● **Reading passage**:
The beneficiaries of this research are broad firstly including other basic science and translational clinical researchers from around the world investigating any aspect of type 2 immunity. This applies to any atopic disease including asthma, allergy and eczema as well as other conditions in which type 2 immune pathways are activated including following parasitic, viral, fungal and some bacterial infections in susceptible individuals.
Secondly, a large number of major pharmaceutical companies already have a CRTH2 antagonist in varying stages of development including Novartis (QAW-039), Pulmagen (ADC63680), Merck (MK-1029) and Array Biopharma (ARRY502). As such the results of this study will provide the reassurance these companies inevitably require to commit the huge financial sums (~£30 million) necessary to carry out a study powered to evaluate the effect on naturally occurring exacerbations in asthma.
Currently a new wave of monoclonal antibodies directed at type 2 inflammatory mediators including IL-4, IL-5, and IL-13 are being trialled in asthma. For example, anti-IL-5 therapy (Pavord et al. Lancet 2012) significantly reduces airway eosinophilia and leads to a fall in exacerbations by 50% in selected asthmatics with evidence of type 2 inflammation. However in keeping with other monoclonal antibodies currently available for a large number of other diseases, these therapies are likely to cost well in excess of £10,000 per patient per year and will therefore be limited by health regulators to the most severe asthmatics only. Recently the CRTH2 antagonist QAW-039 (Novartis) has been shown to reduce airway eosinophilia to the same extent as anti-IL-5 therapies (data presented at ERS 2014) yet oral CRTH2 antagonist therapies are predicted to cost a fraction of the price of injected monoclonal antibodies. As such they represent a huge potential cost saving for healthcare systems whilst avoiding the need for subcutaneous administration and the added expenses and discomfort for the patients associated with this. The large number of companies with these therapies in development will drive down costs further due to competition between them.
Taken together, healthcare systems and patients with asthma (that number over 5 million in the UK alone) as well as potentially those with other allergic diseases will be the ultimate beneficiaries. Sufferers of asthma who either develop exacerbations despite currently available therapies or who do not wish to take corticosteroids due to the well-known side-effect profile of these drugs will have access to a new asthma therapy with an excellent safety record in man, that can be taken orally once a day and potentially be capable of producing a marked reduction in the frequency and severity of asthma exacerbations.

● **Records shown**:
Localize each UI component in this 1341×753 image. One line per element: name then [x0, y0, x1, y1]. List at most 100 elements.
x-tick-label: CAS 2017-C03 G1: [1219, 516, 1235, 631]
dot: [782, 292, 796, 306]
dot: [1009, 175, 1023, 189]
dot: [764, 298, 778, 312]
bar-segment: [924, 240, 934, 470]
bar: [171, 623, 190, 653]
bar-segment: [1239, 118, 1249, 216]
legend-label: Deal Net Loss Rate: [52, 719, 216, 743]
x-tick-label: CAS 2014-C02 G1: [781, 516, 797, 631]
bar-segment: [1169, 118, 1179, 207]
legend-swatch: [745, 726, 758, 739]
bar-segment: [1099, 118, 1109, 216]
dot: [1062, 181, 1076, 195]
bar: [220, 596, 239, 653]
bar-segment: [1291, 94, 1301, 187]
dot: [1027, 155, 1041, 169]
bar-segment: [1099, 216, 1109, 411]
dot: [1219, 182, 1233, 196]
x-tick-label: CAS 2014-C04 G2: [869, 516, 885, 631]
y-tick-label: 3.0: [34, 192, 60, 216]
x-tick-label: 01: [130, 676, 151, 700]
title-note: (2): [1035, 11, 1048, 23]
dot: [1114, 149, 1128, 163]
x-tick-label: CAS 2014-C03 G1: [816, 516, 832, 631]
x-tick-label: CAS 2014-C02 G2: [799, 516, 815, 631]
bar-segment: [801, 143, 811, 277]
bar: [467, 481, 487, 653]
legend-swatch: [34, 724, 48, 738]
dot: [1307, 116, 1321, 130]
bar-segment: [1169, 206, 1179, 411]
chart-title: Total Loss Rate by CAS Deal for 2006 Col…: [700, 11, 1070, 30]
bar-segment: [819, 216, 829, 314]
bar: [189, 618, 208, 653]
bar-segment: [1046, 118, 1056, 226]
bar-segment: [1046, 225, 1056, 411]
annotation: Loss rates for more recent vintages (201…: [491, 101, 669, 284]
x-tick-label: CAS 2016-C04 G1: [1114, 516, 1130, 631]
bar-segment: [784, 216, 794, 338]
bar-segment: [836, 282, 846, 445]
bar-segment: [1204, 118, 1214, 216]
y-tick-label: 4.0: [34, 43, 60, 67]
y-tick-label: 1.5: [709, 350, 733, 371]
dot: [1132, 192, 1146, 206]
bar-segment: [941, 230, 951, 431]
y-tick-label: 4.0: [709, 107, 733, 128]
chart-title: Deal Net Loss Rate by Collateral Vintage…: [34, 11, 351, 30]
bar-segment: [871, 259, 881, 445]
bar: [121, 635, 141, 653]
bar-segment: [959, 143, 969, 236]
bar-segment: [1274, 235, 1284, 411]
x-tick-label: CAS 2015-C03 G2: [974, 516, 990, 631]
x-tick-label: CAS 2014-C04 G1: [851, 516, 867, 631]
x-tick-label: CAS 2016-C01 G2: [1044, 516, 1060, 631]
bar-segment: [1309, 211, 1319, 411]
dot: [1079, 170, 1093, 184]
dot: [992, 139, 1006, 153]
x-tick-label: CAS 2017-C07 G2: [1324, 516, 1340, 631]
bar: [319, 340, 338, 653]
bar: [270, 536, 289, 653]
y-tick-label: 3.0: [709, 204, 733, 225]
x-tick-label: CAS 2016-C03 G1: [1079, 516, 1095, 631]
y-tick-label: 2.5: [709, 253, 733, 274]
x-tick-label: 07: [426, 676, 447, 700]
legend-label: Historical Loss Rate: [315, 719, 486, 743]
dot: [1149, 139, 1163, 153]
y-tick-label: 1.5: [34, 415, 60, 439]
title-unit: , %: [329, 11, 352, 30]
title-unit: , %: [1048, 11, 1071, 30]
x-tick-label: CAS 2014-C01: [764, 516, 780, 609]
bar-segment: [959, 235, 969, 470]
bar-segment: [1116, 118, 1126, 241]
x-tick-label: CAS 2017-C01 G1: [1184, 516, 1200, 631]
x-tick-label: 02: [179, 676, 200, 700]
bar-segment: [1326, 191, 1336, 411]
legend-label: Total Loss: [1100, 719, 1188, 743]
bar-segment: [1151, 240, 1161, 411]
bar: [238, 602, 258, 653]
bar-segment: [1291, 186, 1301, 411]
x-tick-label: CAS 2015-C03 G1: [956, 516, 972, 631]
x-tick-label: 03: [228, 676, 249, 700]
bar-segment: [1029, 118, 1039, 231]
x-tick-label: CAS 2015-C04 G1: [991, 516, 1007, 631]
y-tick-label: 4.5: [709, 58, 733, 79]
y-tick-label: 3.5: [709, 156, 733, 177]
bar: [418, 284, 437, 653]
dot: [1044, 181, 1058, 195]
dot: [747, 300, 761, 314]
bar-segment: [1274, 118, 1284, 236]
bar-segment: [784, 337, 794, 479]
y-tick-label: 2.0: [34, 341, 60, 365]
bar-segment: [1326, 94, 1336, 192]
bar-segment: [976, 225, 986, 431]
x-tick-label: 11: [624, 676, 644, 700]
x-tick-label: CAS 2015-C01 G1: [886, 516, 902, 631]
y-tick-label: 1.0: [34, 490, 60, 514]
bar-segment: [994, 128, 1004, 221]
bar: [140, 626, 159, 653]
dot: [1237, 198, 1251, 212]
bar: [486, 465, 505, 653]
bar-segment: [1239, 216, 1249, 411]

● **Assignment A**: Copy, word for word, the stretch of the passage on CRTH2 antagonists from "The beneficiaries of" through "in susceptible individuals.".
● **Assignment B**: According to the passage on CRTH2 antagonists, what annual cost per patient are the new monoclonal antibody therapies likely to exceed?
● **Assignment C**: List each pharmaceutical company that the passage on CRTH2 antagonists names as having a CRTH2 antagonist in development, along with the compound given for it.

● **Task output A**:
The beneficiaries of this research are broad firstly including other basic science and translational clinical researchers from around the world investigating any aspect of type 2 immunity. This applies to any atopic disease including asthma, allergy and eczema as well as other conditions in which type 2 immune pathways are activated including following parasitic, viral, fungal and some bacterial infections in susceptible individuals.

● **Task output B**: Well in excess of £10,000 per patient per year.

● **Task output C**:
- Novartis (QAW-039)
- Pulmagen (ADC63680)
- Merck (MK-1029)
- Array Biopharma (ARRY502)